*WHAT THE TASK REQUIRES*. Reproduce the complete listing without any deviation.
<<<<
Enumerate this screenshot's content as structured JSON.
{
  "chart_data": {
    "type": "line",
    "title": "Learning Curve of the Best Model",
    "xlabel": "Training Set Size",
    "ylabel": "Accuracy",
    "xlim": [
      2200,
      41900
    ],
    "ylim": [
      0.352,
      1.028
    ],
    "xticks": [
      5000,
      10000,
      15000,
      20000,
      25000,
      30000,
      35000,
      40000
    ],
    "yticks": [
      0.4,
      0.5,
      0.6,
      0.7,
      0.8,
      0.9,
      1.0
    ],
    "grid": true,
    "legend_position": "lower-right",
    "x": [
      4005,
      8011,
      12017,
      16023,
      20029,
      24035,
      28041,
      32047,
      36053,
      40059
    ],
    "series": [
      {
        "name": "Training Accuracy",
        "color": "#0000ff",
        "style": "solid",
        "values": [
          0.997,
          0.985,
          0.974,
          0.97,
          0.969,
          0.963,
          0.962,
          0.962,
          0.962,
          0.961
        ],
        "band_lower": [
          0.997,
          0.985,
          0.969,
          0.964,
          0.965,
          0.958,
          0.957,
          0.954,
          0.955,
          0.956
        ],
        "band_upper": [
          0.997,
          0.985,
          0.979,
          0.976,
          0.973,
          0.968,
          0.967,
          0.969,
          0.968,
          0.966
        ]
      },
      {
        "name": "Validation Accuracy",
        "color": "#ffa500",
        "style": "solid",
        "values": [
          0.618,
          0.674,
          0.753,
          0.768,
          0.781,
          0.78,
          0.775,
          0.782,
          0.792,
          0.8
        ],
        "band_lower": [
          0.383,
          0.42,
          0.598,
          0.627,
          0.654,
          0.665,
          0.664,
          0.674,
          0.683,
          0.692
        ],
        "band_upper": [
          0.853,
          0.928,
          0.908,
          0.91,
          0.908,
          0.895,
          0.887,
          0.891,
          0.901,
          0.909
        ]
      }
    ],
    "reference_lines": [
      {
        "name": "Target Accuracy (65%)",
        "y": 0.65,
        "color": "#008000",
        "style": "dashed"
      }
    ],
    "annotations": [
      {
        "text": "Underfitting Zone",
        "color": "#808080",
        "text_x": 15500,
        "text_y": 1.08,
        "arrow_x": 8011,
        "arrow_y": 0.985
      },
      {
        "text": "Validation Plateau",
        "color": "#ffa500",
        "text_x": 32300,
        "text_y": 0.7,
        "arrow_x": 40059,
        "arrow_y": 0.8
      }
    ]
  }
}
>>>>
*WRITTEN ANSWER*.
Enumerate this screenshot's content as structured JSON.
{
  "chart_data": {
    "type": "line",
    "title": "Learning Curve of the Best Model",
    "xlabel": "Training Set Size",
    "ylabel": "Accuracy",
    "xlim": [
      2200,
      41900
    ],
    "ylim": [
      0.352,
      1.028
    ],
    "xticks": [
      5000,
      10000,
      15000,
      20000,
      25000,
      30000,
      35000,
      40000
    ],
    "yticks": [
      0.4,
      0.5,
      0.6,
      0.7,
      0.8,
      0.9,
      1.0
    ],
    "grid": true,
    "legend_position": "lower-right",
    "x": [
      4005,
      8011,
      12017,
      16023,
      20029,
      24035,
      28041,
      32047,
      36053,
      40059
    ],
    "series": [
      {
        "name": "Training Accuracy",
        "color": "#0000ff",
        "style": "solid",
        "values": [
          0.997,
          0.985,
          0.974,
          0.97,
          0.969,
          0.963,
          0.962,
          0.962,
          0.962,
          0.961
        ],
        "band_lower": [
          0.997,
          0.985,
          0.969,
          0.964,
          0.965,
          0.958,
          0.957,
          0.954,
          0.955,
          0.956
        ],
        "band_upper": [
          0.997,
          0.985,
          0.979,
          0.976,
          0.973,
          0.968,
          0.967,
          0.969,
          0.968,
          0.966
        ]
      },
      {
        "name": "Validation Accuracy",
        "color": "#ffa500",
        "style": "solid",
        "values": [
          0.618,
          0.674,
          0.753,
          0.768,
          0.781,
          0.78,
          0.775,
          0.782,
          0.792,
          0.8
        ],
        "band_lower": [
          0.383,
          0.42,
          0.598,
          0.627,
          0.654,
          0.665,
          0.664,
          0.674,
          0.683,
          0.692
        ],
        "band_upper": [
          0.853,
          0.928,
          0.908,
          0.91,
          0.908,
          0.895,
          0.887,
          0.891,
          0.901,
          0.909
        ]
      }
    ],
    "reference_lines": [
      {
        "name": "Target Accuracy (65%)",
        "y": 0.65,
        "color": "#008000",
        "style": "dashed"
      }
    ],
    "annotations": [
      {
        "text": "Underfitting Zone",
        "color": "#808080",
        "text_x": 15500,
        "text_y": 1.08,
        "arrow_x": 8011,
        "arrow_y": 0.985
      },
      {
        "text": "Validation Plateau",
        "color": "#ffa500",
        "text_x": 32300,
        "text_y": 0.7,
        "arrow_x": 40059,
        "arrow_y": 0.8
      }
    ]
  }
}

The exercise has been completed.